DATA ROWS:

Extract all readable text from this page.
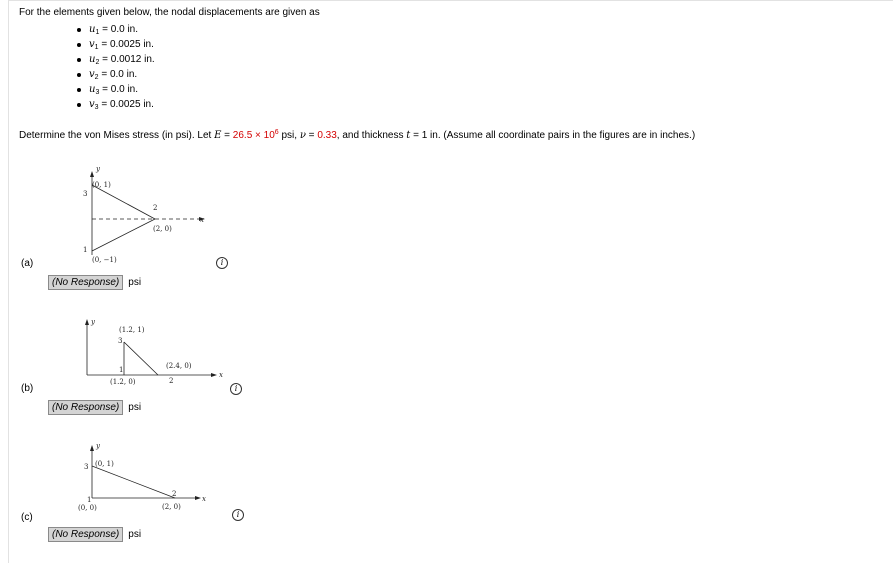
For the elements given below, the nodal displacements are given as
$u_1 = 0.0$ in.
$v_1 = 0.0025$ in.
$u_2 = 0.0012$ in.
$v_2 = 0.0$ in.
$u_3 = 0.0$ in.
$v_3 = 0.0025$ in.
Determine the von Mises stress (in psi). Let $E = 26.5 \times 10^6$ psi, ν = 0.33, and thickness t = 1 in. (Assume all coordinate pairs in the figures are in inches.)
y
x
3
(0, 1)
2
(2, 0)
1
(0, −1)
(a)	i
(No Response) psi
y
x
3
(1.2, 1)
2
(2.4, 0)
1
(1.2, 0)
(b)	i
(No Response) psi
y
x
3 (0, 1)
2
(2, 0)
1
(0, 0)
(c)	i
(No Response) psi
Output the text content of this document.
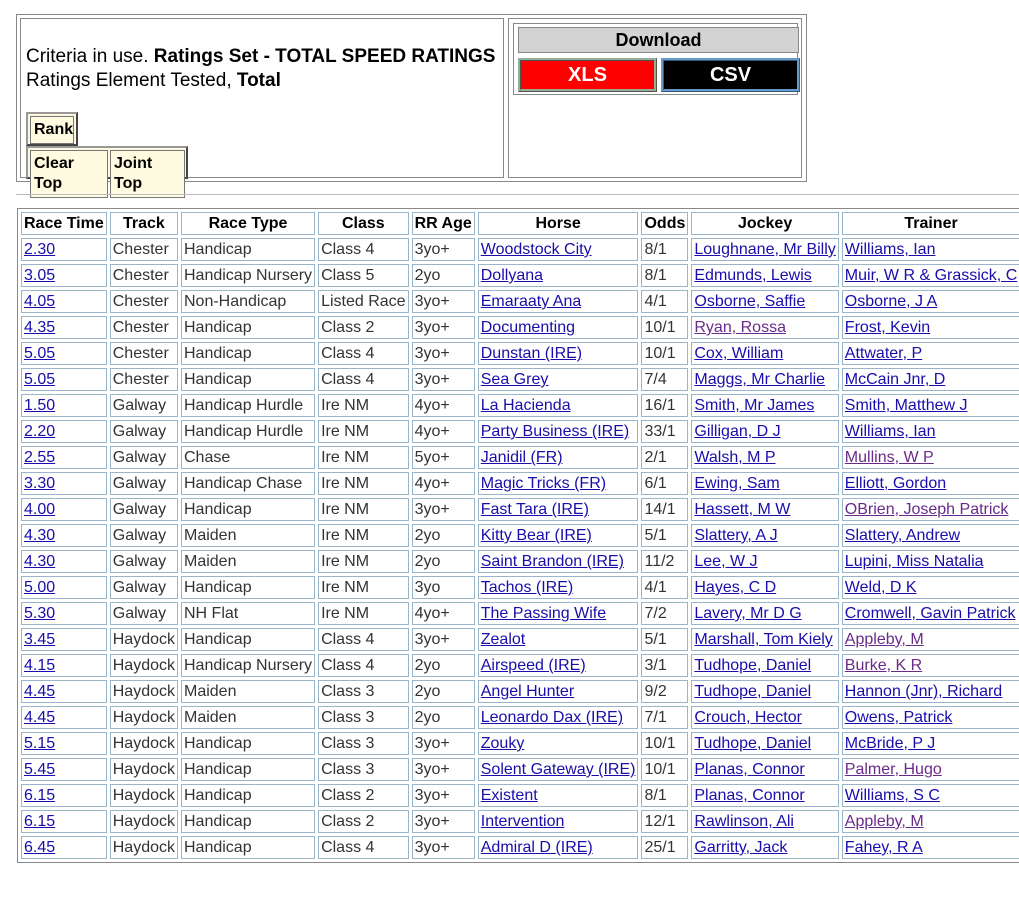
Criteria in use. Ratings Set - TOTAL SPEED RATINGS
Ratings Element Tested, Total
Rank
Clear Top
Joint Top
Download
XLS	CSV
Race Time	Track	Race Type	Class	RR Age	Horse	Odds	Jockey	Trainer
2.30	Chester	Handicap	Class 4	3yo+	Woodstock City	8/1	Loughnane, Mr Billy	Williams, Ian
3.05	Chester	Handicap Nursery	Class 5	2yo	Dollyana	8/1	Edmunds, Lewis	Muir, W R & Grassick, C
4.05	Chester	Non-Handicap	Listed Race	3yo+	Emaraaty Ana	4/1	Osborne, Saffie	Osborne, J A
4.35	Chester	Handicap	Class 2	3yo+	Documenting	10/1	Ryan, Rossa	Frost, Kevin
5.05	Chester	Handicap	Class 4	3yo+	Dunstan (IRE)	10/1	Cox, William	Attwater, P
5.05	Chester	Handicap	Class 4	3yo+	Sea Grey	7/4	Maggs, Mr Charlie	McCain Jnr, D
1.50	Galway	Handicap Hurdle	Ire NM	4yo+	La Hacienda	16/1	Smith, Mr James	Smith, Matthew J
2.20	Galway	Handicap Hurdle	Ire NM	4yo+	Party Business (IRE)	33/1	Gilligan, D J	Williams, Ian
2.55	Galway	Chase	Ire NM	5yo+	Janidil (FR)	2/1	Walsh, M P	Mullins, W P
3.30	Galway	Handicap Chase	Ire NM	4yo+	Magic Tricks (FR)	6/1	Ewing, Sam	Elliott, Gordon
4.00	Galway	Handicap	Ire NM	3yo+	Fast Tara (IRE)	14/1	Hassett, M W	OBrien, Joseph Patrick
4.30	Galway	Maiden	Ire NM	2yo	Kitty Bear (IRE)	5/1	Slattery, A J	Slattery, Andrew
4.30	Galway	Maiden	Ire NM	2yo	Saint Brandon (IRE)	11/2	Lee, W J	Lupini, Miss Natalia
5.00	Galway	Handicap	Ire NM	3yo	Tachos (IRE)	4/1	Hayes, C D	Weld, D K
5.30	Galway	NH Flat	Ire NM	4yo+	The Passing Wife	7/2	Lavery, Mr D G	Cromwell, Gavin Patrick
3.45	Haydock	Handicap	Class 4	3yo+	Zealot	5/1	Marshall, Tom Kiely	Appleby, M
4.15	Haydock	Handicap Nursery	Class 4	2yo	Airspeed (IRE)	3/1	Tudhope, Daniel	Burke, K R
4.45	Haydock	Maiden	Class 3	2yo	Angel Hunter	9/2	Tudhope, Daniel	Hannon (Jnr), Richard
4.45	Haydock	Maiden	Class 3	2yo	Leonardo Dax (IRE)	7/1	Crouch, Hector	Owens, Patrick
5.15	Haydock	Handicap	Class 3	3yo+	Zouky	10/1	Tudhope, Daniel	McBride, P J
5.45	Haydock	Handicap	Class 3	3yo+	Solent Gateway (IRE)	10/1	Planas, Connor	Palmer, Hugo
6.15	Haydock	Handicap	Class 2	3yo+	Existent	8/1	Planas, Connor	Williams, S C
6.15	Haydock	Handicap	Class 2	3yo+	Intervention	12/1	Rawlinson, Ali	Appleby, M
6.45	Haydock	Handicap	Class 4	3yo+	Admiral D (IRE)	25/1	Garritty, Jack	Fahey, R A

...

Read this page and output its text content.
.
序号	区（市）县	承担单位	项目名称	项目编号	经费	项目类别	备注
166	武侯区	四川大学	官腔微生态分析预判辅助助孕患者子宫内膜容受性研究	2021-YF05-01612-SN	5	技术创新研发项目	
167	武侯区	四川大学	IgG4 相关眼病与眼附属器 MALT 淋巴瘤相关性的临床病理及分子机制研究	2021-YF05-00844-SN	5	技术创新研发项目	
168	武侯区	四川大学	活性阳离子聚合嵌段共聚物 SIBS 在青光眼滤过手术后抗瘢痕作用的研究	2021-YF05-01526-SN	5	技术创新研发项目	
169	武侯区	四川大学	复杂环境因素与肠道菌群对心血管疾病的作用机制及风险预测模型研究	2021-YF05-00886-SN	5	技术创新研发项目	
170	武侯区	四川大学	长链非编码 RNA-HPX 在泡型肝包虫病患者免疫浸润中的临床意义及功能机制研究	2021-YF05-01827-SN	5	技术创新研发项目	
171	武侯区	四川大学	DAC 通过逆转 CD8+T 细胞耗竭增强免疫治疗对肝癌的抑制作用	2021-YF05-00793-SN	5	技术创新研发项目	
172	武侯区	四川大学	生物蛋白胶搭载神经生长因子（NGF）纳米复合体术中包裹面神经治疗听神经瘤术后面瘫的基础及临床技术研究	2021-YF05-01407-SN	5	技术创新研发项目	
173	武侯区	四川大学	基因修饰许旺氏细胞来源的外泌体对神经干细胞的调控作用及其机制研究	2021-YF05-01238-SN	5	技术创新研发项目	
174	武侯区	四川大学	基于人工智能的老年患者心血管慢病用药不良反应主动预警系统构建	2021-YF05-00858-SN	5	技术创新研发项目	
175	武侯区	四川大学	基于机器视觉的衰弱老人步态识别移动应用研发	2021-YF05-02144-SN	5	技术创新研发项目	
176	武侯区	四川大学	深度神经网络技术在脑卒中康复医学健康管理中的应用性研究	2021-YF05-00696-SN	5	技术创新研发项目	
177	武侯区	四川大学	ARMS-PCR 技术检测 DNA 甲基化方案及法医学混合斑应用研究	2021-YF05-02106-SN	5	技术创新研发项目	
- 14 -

PROMPT: Collect from the data above every line that includes "Chester".

ANSWER TO THE PROBLEM:
2.30	Chester	Handicap	Class 4	3yo+	Woodstock City	8/1	Loughnane, Mr Billy	Williams, Ian
3.05	Chester	Handicap Nursery	Class 5	2yo	Dollyana	8/1	Edmunds, Lewis	Muir, W R & Grassick, C
4.05	Chester	Non-Handicap	Listed Race	3yo+	Emaraaty Ana	4/1	Osborne, Saffie	Osborne, J A
4.35	Chester	Handicap	Class 2	3yo+	Documenting	10/1	Ryan, Rossa	Frost, Kevin
5.05	Chester	Handicap	Class 4	3yo+	Dunstan (IRE)	10/1	Cox, William	Attwater, P
5.05	Chester	Handicap	Class 4	3yo+	Sea Grey	7/4	Maggs, Mr Charlie	McCain Jnr, D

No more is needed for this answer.